>> BEGIN Information given

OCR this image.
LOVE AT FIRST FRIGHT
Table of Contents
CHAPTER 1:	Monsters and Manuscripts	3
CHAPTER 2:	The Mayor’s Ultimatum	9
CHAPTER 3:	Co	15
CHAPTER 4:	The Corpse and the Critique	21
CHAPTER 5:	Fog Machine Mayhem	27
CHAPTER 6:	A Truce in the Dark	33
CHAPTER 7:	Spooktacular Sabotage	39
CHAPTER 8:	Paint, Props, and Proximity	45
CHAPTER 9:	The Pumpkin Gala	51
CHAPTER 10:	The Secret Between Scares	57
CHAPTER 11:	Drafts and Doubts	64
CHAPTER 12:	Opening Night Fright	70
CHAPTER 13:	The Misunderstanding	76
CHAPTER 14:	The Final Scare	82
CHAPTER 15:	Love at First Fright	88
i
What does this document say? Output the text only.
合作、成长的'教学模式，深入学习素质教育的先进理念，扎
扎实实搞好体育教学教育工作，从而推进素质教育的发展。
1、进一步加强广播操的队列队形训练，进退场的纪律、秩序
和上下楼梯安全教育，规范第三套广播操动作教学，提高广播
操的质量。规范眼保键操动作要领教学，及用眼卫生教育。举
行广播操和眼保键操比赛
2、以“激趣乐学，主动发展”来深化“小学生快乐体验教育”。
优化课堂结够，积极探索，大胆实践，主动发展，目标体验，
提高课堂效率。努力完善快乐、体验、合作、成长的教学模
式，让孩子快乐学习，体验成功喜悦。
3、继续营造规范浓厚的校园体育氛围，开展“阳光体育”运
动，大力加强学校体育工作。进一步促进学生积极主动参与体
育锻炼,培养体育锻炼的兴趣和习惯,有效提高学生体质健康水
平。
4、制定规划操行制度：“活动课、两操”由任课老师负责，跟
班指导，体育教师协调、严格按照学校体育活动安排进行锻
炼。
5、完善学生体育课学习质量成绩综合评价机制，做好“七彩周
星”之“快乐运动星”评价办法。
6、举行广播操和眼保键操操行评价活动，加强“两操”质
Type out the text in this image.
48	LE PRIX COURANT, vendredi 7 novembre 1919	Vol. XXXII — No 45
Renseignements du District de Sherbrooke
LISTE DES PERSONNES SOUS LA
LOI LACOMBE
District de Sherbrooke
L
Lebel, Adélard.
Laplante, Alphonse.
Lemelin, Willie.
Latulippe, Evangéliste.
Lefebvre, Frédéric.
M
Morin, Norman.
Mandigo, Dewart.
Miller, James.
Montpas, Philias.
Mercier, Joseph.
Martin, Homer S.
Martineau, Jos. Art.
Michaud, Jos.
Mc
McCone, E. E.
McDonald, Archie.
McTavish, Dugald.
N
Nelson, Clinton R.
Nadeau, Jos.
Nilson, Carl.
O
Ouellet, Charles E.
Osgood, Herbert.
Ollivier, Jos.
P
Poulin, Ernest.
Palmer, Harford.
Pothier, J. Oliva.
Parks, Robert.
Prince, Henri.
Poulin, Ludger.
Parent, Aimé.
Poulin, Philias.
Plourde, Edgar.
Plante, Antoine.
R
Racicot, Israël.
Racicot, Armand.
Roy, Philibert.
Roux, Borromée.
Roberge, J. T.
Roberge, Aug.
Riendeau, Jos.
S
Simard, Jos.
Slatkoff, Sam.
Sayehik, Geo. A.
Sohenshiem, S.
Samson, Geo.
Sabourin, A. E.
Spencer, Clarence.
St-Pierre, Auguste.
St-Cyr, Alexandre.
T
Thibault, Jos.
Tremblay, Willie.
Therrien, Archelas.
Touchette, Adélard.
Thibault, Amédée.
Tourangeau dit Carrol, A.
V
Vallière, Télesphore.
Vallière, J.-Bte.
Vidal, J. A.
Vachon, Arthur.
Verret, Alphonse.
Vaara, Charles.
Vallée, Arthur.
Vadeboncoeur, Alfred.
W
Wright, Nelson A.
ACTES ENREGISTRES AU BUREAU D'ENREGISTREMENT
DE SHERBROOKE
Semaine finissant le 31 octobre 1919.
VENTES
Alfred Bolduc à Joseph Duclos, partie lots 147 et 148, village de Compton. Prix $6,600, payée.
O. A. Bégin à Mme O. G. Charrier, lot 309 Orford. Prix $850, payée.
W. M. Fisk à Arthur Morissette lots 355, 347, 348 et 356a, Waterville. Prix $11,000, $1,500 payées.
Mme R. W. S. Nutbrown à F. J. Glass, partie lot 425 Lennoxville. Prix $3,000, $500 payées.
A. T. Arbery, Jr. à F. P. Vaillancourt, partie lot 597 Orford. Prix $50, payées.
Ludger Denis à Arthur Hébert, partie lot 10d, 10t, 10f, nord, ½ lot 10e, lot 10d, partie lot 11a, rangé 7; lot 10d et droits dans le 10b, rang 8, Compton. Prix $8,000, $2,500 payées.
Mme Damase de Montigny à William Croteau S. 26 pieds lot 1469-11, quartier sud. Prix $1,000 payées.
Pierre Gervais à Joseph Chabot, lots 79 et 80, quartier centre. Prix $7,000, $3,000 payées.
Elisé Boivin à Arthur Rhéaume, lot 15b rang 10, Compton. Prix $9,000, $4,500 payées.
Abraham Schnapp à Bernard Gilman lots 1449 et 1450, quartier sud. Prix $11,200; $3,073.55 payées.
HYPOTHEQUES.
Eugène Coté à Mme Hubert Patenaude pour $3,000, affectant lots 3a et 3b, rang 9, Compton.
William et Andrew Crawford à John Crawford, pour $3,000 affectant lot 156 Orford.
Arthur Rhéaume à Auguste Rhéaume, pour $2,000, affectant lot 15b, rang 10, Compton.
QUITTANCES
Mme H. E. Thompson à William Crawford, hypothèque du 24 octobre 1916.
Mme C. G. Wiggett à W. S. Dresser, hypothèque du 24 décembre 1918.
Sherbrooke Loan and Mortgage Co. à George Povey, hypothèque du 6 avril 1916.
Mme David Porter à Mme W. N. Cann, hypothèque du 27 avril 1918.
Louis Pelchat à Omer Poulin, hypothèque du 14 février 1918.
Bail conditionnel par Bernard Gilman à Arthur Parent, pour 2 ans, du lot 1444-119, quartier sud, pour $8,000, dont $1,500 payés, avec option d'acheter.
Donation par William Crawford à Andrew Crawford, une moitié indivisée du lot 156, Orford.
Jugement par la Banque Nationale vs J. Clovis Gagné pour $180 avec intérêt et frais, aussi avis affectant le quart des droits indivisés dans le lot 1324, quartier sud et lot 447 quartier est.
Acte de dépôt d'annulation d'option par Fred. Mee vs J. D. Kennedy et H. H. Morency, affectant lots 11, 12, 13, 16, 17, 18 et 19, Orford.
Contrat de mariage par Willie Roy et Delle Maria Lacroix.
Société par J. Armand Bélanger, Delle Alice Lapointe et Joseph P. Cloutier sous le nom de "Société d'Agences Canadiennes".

>> END Information given

- [What you will do]:
Retype the records above exactly.

- [Worked solution]:
OCR this image.
LOVE AT FIRST FRIGHT
Table of Contents
CHAPTER 1:	Monsters and Manuscripts	3
CHAPTER 2:	The Mayor’s Ultimatum	9
CHAPTER 3:	Co	15
CHAPTER 4:	The Corpse and the Critique	21
CHAPTER 5:	Fog Machine Mayhem	27
CHAPTER 6:	A Truce in the Dark	33
CHAPTER 7:	Spooktacular Sabotage	39
CHAPTER 8:	Paint, Props, and Proximity	45
CHAPTER 9:	The Pumpkin Gala	51
CHAPTER 10:	The Secret Between Scares	57
CHAPTER 11:	Drafts and Doubts	64
CHAPTER 12:	Opening Night Fright	70
CHAPTER 13:	The Misunderstanding	76
CHAPTER 14:	The Final Scare	82
CHAPTER 15:	Love at First Fright	88
i
What does this document say? Output the text only.
合作、成长的'教学模式，深入学习素质教育的先进理念，扎
扎实实搞好体育教学教育工作，从而推进素质教育的发展。
1、进一步加强广播操的队列队形训练，进退场的纪律、秩序
和上下楼梯安全教育，规范第三套广播操动作教学，提高广播
操的质量。规范眼保键操动作要领教学，及用眼卫生教育。举
行广播操和眼保键操比赛
2、以“激趣乐学，主动发展”来深化“小学生快乐体验教育”。
优化课堂结够，积极探索，大胆实践，主动发展，目标体验，
提高课堂效率。努力完善快乐、体验、合作、成长的教学模
式，让孩子快乐学习，体验成功喜悦。
3、继续营造规范浓厚的校园体育氛围，开展“阳光体育”运
动，大力加强学校体育工作。进一步促进学生积极主动参与体
育锻炼,培养体育锻炼的兴趣和习惯,有效提高学生体质健康水
平。
4、制定规划操行制度：“活动课、两操”由任课老师负责，跟
班指导，体育教师协调、严格按照学校体育活动安排进行锻
炼。
5、完善学生体育课学习质量成绩综合评价机制，做好“七彩周
星”之“快乐运动星”评价办法。
6、举行广播操和眼保键操操行评价活动，加强“两操”质
Type out the text in this image.
48	LE PRIX COURANT, vendredi 7 novembre 1919	Vol. XXXII — No 45
Renseignements du District de Sherbrooke
LISTE DES PERSONNES SOUS LA
LOI LACOMBE
District de Sherbrooke
L
Lebel, Adélard.
Laplante, Alphonse.
Lemelin, Willie.
Latulippe, Evangéliste.
Lefebvre, Frédéric.
M
Morin, Norman.
Mandigo, Dewart.
Miller, James.
Montpas, Philias.
Mercier, Joseph.
Martin, Homer S.
Martineau, Jos. Art.
Michaud, Jos.
Mc
McCone, E. E.
McDonald, Archie.
McTavish, Dugald.
N
Nelson, Clinton R.
Nadeau, Jos.
Nilson, Carl.
O
Ouellet, Charles E.
Osgood, Herbert.
Ollivier, Jos.
P
Poulin, Ernest.
Palmer, Harford.
Pothier, J. Oliva.
Parks, Robert.
Prince, Henri.
Poulin, Ludger.
Parent, Aimé.
Poulin, Philias.
Plourde, Edgar.
Plante, Antoine.
R
Racicot, Israël.
Racicot, Armand.
Roy, Philibert.
Roux, Borromée.
Roberge, J. T.
Roberge, Aug.
Riendeau, Jos.
S
Simard, Jos.
Slatkoff, Sam.
Sayehik, Geo. A.
Sohenshiem, S.
Samson, Geo.
Sabourin, A. E.
Spencer, Clarence.
St-Pierre, Auguste.
St-Cyr, Alexandre.
T
Thibault, Jos.
Tremblay, Willie.
Therrien, Archelas.
Touchette, Adélard.
Thibault, Amédée.
Tourangeau dit Carrol, A.
V
Vallière, Télesphore.
Vallière, J.-Bte.
Vidal, J. A.
Vachon, Arthur.
Verret, Alphonse.
Vaara, Charles.
Vallée, Arthur.
Vadeboncoeur, Alfred.
W
Wright, Nelson A.
ACTES ENREGISTRES AU BUREAU D'ENREGISTREMENT
DE SHERBROOKE
Semaine finissant le 31 octobre 1919.
VENTES
Alfred Bolduc à Joseph Duclos, partie lots 147 et 148, village de Compton. Prix $6,600, payée.
O. A. Bégin à Mme O. G. Charrier, lot 309 Orford. Prix $850, payée.
W. M. Fisk à Arthur Morissette lots 355, 347, 348 et 356a, Waterville. Prix $11,000, $1,500 payées.
Mme R. W. S. Nutbrown à F. J. Glass, partie lot 425 Lennoxville. Prix $3,000, $500 payées.
A. T. Arbery, Jr. à F. P. Vaillancourt, partie lot 597 Orford. Prix $50, payées.
Ludger Denis à Arthur Hébert, partie lot 10d, 10t, 10f, nord, ½ lot 10e, lot 10d, partie lot 11a, rangé 7; lot 10d et droits dans le 10b, rang 8, Compton. Prix $8,000, $2,500 payées.
Mme Damase de Montigny à William Croteau S. 26 pieds lot 1469-11, quartier sud. Prix $1,000 payées.
Pierre Gervais à Joseph Chabot, lots 79 et 80, quartier centre. Prix $7,000, $3,000 payées.
Elisé Boivin à Arthur Rhéaume, lot 15b rang 10, Compton. Prix $9,000, $4,500 payées.
Abraham Schnapp à Bernard Gilman lots 1449 et 1450, quartier sud. Prix $11,200; $3,073.55 payées.
HYPOTHEQUES.
Eugène Coté à Mme Hubert Patenaude pour $3,000, affectant lots 3a et 3b, rang 9, Compton.
William et Andrew Crawford à John Crawford, pour $3,000 affectant lot 156 Orford.
Arthur Rhéaume à Auguste Rhéaume, pour $2,000, affectant lot 15b, rang 10, Compton.
QUITTANCES
Mme H. E. Thompson à William Crawford, hypothèque du 24 octobre 1916.
Mme C. G. Wiggett à W. S. Dresser, hypothèque du 24 décembre 1918.
Sherbrooke Loan and Mortgage Co. à George Povey, hypothèque du 6 avril 1916.
Mme David Porter à Mme W. N. Cann, hypothèque du 27 avril 1918.
Louis Pelchat à Omer Poulin, hypothèque du 14 février 1918.
Bail conditionnel par Bernard Gilman à Arthur Parent, pour 2 ans, du lot 1444-119, quartier sud, pour $8,000, dont $1,500 payés, avec option d'acheter.
Donation par William Crawford à Andrew Crawford, une moitié indivisée du lot 156, Orford.
Jugement par la Banque Nationale vs J. Clovis Gagné pour $180 avec intérêt et frais, aussi avis affectant le quart des droits indivisés dans le lot 1324, quartier sud et lot 447 quartier est.
Acte de dépôt d'annulation d'option par Fred. Mee vs J. D. Kennedy et H. H. Morency, affectant lots 11, 12, 13, 16, 17, 18 et 19, Orford.
Contrat de mariage par Willie Roy et Delle Maria Lacroix.
Société par J. Armand Bélanger, Delle Alice Lapointe et Joseph P. Cloutier sous le nom de "Société d'Agences Canadiennes".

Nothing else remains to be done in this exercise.